# RECORDS SUPPLIED
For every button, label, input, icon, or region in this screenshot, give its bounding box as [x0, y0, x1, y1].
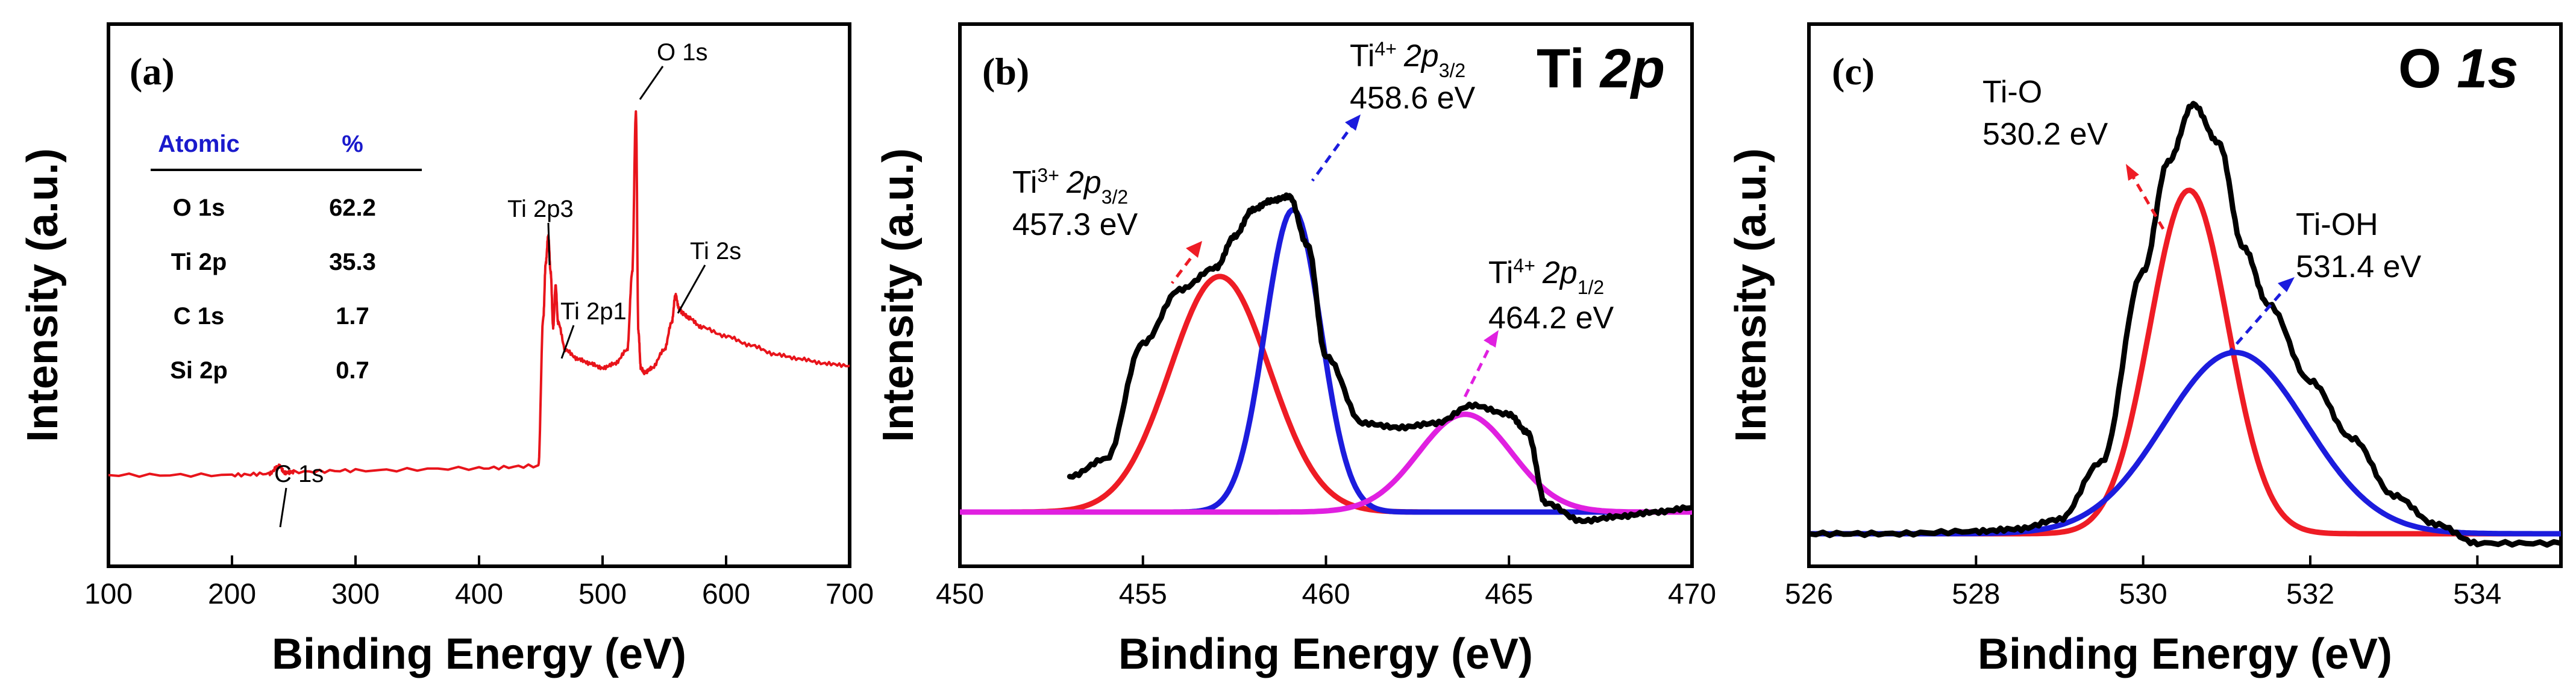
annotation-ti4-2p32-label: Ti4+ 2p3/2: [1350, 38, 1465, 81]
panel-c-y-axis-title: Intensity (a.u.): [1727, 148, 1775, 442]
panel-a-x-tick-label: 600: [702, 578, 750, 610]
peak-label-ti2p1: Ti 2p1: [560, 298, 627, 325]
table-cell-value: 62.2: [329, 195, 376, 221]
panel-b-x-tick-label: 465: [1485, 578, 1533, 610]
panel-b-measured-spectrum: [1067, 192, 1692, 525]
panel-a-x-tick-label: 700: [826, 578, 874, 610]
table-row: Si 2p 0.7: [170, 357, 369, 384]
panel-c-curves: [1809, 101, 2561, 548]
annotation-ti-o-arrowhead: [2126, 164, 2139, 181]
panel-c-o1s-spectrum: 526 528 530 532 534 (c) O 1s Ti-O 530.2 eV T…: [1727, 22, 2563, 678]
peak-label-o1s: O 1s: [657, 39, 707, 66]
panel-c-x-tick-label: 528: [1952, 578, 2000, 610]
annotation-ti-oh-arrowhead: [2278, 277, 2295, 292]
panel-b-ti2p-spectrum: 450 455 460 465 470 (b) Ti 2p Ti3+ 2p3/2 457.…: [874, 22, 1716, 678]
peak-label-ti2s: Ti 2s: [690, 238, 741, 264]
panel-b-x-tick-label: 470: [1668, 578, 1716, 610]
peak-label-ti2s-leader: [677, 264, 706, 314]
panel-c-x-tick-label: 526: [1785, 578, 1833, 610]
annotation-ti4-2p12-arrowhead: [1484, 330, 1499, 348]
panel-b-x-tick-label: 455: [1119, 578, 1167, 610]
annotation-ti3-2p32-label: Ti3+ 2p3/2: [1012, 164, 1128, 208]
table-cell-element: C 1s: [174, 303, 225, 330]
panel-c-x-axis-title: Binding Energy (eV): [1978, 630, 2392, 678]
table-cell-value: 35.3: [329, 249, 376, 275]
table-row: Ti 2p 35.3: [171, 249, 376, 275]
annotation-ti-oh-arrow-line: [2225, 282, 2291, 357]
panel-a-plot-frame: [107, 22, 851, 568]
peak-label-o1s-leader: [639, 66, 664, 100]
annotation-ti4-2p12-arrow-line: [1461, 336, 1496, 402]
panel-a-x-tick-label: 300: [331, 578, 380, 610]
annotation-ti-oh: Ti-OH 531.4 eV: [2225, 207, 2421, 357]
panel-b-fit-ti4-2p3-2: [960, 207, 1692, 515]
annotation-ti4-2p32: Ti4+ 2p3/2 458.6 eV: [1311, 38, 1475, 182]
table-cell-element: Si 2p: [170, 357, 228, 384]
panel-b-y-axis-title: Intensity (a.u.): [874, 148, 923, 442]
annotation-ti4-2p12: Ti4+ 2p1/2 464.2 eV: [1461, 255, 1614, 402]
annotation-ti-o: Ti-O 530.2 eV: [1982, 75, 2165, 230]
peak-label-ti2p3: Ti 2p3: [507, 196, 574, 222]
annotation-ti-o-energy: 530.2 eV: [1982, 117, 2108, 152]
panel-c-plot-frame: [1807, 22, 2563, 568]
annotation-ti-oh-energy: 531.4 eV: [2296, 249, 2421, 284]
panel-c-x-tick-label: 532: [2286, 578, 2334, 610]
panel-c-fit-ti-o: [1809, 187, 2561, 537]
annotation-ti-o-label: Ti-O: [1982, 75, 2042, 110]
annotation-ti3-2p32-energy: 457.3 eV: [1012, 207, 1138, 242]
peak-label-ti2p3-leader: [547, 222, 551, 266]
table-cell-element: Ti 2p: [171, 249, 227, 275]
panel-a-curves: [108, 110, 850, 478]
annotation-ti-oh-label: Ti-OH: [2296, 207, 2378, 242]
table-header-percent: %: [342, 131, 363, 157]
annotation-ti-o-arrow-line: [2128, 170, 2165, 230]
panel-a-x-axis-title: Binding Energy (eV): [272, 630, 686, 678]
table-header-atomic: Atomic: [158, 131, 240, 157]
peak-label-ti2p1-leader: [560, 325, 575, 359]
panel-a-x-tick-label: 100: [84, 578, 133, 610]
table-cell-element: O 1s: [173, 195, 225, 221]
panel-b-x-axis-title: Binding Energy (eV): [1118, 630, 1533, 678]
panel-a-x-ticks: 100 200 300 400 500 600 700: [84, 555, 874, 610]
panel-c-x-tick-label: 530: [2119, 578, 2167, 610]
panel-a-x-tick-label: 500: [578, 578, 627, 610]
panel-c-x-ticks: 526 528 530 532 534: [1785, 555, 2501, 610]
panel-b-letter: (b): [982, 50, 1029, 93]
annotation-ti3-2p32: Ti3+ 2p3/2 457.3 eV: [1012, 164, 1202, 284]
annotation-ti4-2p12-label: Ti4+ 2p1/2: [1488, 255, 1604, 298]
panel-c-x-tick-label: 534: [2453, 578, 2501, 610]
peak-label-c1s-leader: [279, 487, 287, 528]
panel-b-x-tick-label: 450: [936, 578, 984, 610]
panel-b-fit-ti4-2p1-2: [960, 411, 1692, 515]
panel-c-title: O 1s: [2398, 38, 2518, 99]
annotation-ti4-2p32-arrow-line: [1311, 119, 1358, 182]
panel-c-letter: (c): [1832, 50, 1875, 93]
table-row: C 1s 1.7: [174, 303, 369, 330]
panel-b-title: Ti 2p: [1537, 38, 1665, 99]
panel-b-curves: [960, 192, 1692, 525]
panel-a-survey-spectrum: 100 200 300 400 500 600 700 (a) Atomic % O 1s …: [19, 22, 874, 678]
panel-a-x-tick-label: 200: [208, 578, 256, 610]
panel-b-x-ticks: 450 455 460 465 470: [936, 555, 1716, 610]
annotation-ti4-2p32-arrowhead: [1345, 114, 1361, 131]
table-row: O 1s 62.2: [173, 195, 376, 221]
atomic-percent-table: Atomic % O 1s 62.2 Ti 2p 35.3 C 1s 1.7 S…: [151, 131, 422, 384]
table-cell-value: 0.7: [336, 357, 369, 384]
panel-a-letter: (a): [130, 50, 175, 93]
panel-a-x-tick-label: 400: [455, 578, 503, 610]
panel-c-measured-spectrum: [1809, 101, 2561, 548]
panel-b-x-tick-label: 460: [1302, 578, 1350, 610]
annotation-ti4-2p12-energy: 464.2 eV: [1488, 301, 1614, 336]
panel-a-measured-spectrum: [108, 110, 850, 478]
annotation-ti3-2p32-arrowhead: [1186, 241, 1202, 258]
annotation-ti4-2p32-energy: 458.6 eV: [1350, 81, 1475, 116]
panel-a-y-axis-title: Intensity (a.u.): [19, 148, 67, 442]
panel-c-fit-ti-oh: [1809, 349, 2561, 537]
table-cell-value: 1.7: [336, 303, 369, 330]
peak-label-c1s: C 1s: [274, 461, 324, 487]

# SHORT EXERCISE
Express as a numbered list, leaving out blank lines, the lines starting with the one that contains "annotation-ti4-2p32-label: Ti4+ 2p3/2: [1350, 38, 1465, 81]" and going on through the one that contains "table-cell-value: 62.2: [329, 195, 376, 221]". List only those lines.

# OUTPUT OF THE EXERCISE
1. annotation-ti4-2p32-label: Ti4+ 2p3/2: [1350, 38, 1465, 81]
2. panel-c-y-axis-title: Intensity (a.u.): [1727, 148, 1775, 442]
3. panel-a-x-tick-label: 600: [702, 578, 750, 610]
4. peak-label-ti2p1: Ti 2p1: [560, 298, 627, 325]
5. table-cell-value: 62.2: [329, 195, 376, 221]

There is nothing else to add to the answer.